- _AVAILABLE RECORDS_
START

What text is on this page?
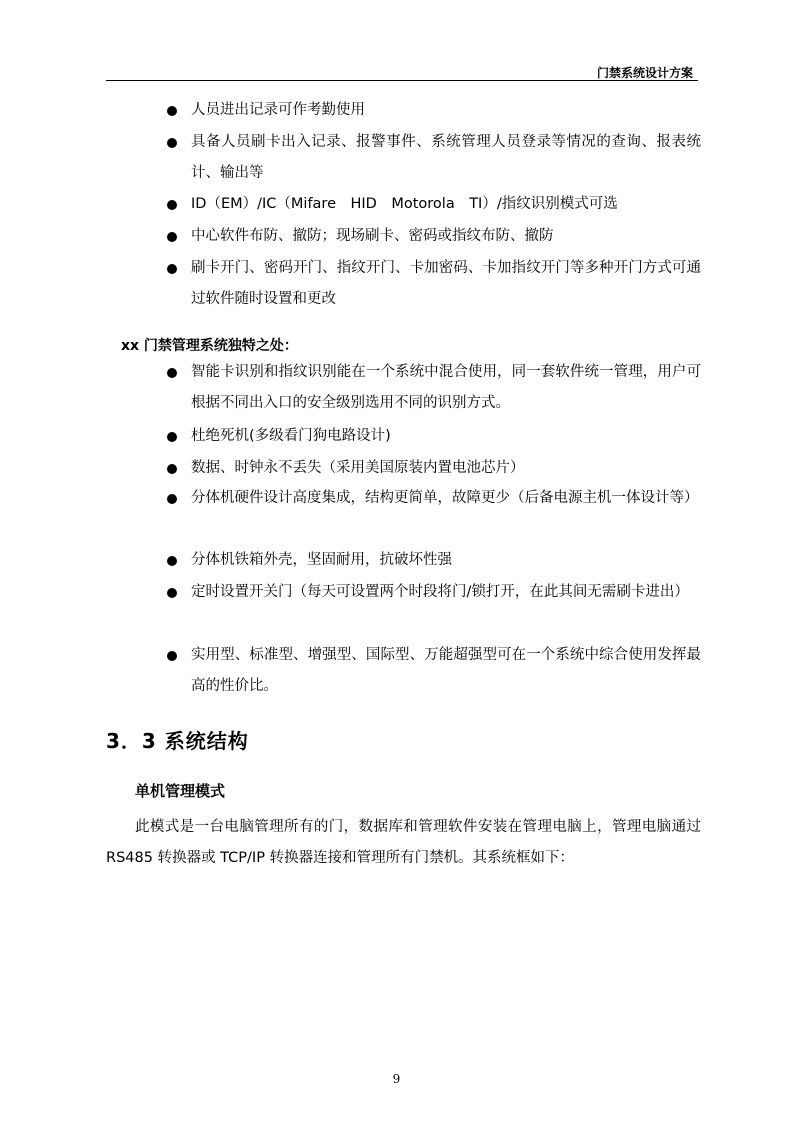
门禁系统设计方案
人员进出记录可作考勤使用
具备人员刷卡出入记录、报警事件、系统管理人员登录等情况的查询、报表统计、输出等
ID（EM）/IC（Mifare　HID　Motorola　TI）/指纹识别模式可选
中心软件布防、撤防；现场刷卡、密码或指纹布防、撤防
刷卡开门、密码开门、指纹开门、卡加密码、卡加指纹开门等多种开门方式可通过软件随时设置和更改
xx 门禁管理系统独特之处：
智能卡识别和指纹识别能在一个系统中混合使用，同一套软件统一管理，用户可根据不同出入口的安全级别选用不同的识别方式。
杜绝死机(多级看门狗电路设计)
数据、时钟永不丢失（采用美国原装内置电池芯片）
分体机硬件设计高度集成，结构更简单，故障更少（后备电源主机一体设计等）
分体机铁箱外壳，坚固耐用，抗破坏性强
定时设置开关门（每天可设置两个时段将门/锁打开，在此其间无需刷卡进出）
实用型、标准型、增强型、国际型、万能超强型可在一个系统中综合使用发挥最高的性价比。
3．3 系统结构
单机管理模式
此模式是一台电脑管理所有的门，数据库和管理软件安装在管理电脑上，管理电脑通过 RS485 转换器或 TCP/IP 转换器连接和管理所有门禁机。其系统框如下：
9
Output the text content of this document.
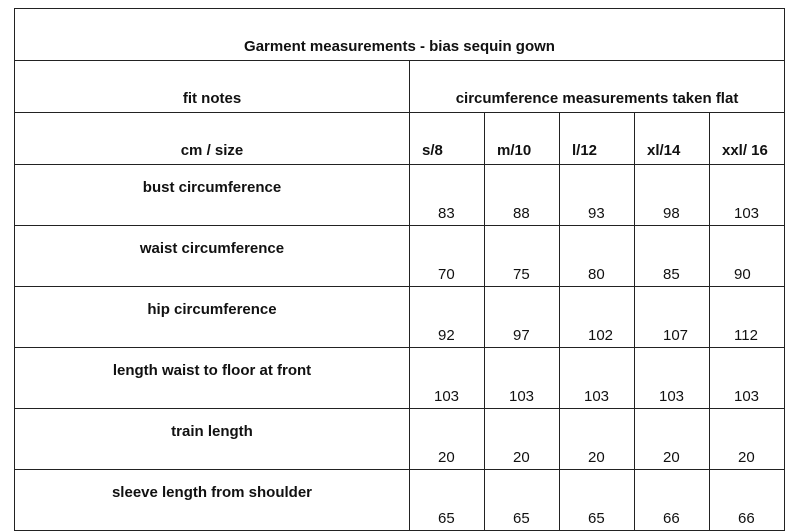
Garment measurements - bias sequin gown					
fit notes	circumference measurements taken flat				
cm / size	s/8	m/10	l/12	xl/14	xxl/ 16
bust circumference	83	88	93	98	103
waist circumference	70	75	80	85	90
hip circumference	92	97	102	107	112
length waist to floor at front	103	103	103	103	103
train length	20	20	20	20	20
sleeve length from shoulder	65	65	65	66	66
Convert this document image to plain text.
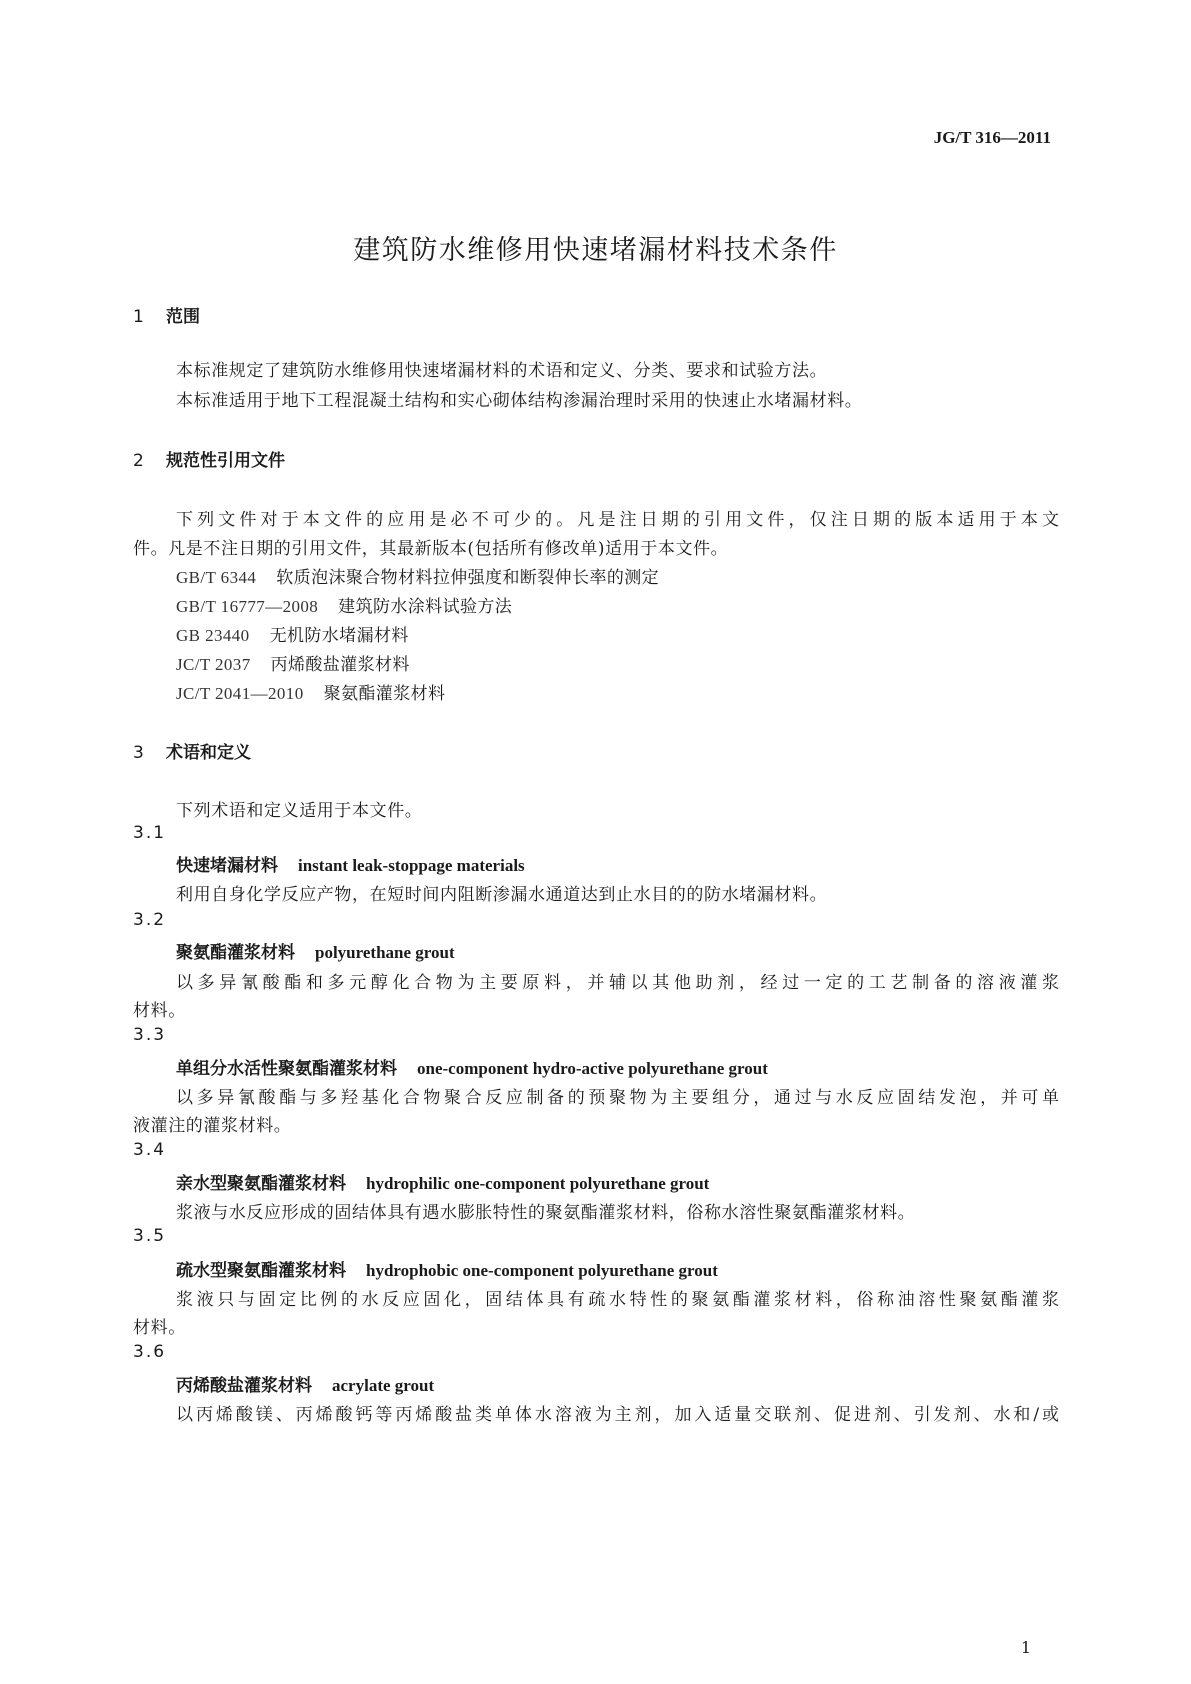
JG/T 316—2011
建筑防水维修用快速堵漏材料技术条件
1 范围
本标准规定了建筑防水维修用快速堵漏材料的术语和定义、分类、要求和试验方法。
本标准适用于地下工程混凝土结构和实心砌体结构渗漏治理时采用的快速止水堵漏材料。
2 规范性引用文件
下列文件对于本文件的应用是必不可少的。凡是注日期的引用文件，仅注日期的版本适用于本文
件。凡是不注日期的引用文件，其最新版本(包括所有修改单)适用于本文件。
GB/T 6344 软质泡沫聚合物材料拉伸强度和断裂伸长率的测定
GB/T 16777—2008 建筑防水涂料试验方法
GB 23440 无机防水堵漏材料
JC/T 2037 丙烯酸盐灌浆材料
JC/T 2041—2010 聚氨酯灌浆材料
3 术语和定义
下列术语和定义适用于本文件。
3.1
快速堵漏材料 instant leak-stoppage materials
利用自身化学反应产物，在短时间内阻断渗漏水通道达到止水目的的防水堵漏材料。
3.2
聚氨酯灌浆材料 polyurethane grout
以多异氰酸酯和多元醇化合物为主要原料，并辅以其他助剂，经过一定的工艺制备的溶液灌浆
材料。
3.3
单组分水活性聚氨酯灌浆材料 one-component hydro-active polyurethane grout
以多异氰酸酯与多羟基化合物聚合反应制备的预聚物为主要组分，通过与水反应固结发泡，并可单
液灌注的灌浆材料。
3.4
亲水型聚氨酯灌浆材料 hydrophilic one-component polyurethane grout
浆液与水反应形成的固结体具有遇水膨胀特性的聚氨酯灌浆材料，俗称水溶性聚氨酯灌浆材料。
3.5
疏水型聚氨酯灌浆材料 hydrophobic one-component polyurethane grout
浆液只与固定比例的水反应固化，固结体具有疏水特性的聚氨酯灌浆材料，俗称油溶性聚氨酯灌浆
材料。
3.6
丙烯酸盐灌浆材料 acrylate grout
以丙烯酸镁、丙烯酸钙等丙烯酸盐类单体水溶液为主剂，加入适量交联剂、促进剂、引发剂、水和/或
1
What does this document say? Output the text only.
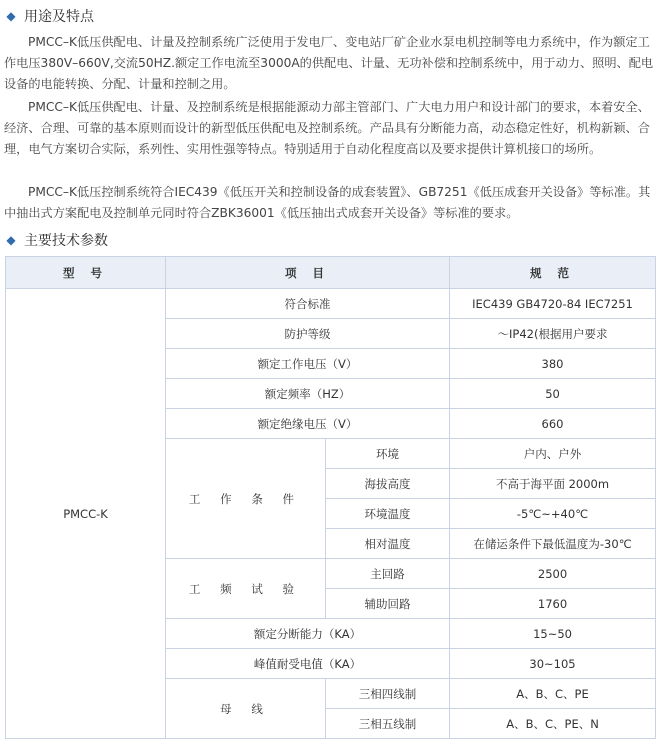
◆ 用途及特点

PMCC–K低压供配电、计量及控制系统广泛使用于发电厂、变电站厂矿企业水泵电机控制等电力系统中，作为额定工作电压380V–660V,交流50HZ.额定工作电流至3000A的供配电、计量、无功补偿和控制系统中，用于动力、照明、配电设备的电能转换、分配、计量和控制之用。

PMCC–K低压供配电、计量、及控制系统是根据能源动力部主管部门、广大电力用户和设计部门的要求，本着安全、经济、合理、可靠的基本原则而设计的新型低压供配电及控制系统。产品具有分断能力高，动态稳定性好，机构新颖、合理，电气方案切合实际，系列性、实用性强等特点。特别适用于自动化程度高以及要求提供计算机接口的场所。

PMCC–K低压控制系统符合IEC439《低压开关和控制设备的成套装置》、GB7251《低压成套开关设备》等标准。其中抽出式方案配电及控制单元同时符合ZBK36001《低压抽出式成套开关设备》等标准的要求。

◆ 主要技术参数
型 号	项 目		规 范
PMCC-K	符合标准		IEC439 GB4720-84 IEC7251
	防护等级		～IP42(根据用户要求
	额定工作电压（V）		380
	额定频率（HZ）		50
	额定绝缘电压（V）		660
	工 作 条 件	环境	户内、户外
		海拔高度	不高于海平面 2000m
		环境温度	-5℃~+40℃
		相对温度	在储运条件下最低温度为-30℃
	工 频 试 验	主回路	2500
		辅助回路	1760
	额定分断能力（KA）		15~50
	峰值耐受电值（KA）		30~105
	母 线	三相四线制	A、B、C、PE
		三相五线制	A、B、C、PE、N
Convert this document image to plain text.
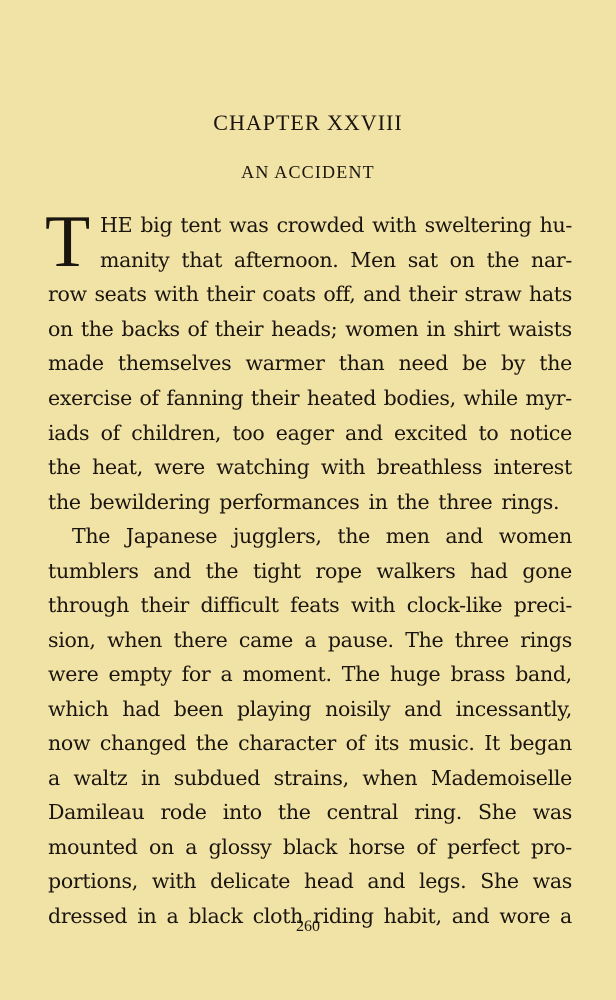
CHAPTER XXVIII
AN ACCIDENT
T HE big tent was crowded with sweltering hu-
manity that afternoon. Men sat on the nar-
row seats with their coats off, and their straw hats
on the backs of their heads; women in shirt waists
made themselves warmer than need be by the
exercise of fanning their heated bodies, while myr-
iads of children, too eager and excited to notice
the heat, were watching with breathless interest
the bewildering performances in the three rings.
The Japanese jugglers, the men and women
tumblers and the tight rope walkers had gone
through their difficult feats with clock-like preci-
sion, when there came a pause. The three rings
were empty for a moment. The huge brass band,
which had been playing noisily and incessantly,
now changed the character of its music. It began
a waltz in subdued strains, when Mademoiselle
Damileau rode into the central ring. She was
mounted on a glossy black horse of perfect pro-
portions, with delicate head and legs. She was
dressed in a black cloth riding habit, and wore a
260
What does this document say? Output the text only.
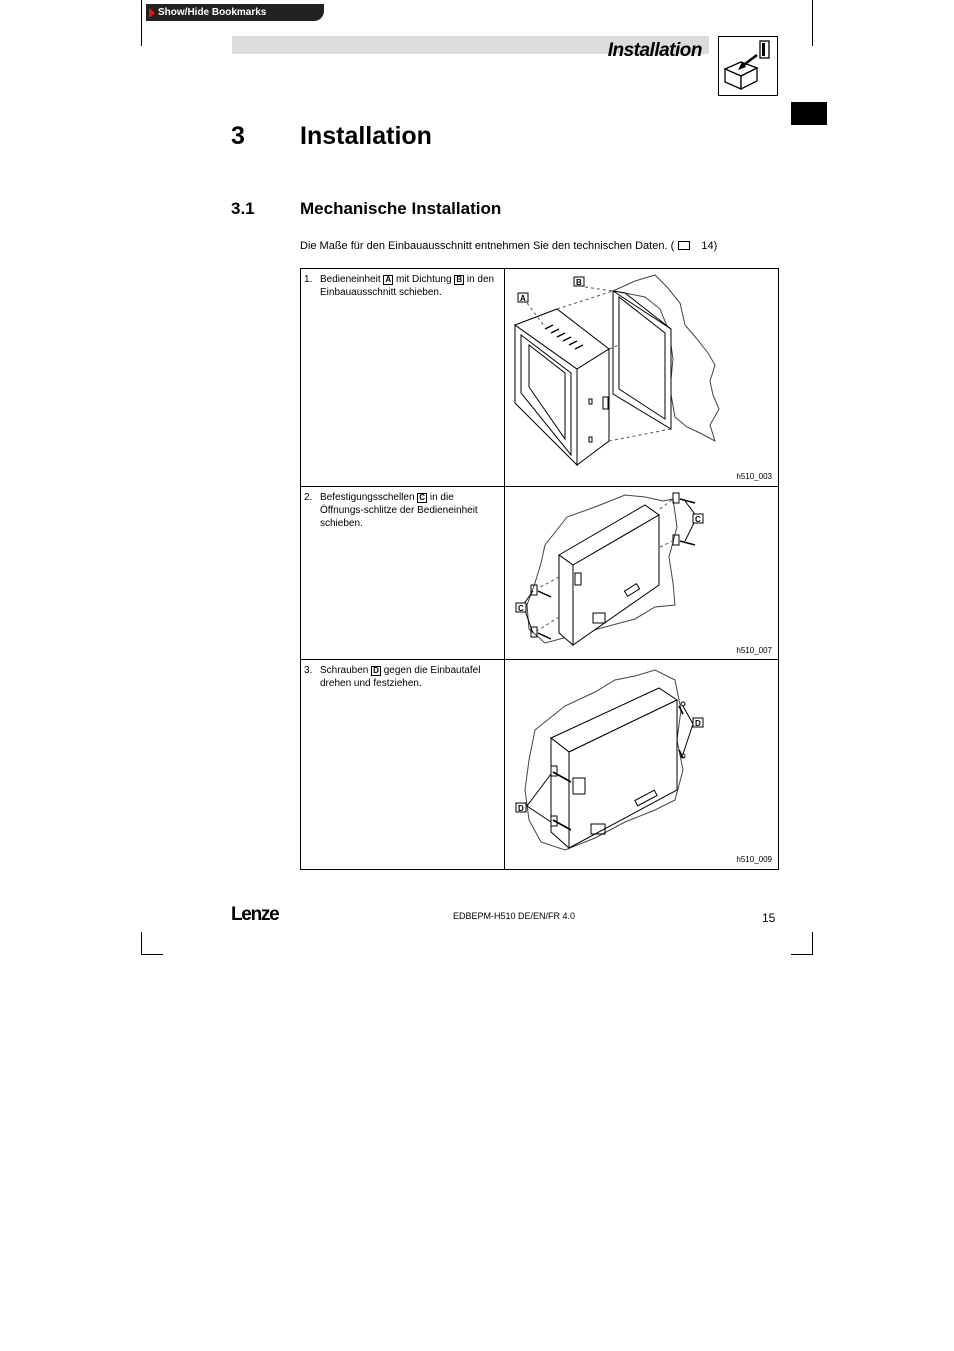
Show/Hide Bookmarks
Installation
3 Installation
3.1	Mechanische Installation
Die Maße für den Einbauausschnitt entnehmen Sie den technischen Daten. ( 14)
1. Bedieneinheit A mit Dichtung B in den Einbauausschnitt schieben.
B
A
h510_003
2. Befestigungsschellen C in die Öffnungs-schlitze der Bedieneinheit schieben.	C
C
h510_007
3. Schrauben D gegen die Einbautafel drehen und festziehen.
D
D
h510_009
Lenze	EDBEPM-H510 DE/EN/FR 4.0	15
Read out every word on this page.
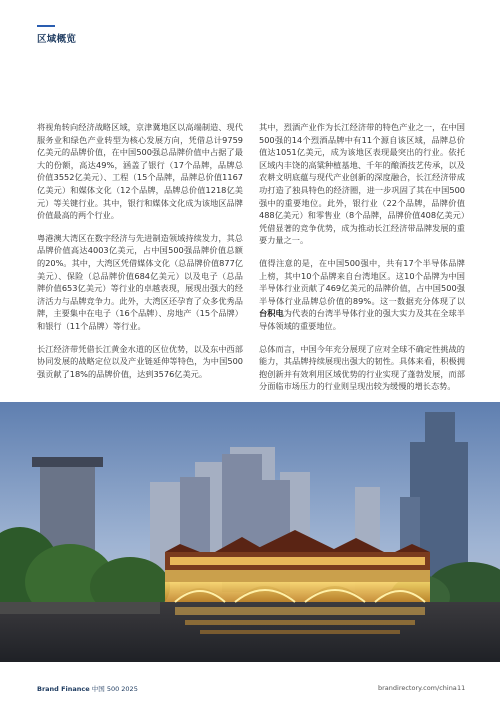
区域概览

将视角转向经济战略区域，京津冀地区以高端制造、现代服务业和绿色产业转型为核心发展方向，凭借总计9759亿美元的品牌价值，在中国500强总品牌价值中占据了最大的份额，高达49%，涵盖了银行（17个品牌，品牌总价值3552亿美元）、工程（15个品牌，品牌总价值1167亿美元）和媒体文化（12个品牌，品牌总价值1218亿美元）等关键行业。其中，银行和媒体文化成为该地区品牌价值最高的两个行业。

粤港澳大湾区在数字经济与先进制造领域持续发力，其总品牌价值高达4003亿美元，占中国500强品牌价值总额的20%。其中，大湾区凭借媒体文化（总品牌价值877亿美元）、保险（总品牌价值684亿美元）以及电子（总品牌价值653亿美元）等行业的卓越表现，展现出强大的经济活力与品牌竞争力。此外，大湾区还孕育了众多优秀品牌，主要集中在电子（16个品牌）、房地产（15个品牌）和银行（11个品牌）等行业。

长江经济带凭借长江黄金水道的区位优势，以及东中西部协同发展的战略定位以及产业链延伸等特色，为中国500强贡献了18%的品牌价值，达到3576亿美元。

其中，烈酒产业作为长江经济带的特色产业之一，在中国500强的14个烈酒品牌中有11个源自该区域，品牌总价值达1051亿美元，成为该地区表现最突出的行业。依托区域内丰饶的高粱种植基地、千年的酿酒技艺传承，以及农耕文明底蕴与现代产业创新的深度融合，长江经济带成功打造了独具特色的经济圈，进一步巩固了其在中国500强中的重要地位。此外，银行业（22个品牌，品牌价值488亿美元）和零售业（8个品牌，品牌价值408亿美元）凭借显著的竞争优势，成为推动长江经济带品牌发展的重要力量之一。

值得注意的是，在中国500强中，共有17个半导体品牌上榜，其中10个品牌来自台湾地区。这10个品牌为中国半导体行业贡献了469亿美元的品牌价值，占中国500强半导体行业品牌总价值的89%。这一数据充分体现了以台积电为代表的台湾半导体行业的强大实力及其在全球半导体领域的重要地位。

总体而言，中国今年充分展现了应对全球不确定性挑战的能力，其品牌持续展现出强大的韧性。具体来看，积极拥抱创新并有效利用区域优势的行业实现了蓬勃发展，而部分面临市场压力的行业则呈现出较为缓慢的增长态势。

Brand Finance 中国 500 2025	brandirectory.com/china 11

END

- _REQUIREMENTS_
Using the data above, copy each line that contains "with".

- _FULL OUTPUT_
T HE big tent was crowded with sweltering hu-
row seats with their coats off, and their straw hats
the heat, were watching with breathless interest
through their difficult feats with clock-like preci-
portions, with delicate head and legs. She was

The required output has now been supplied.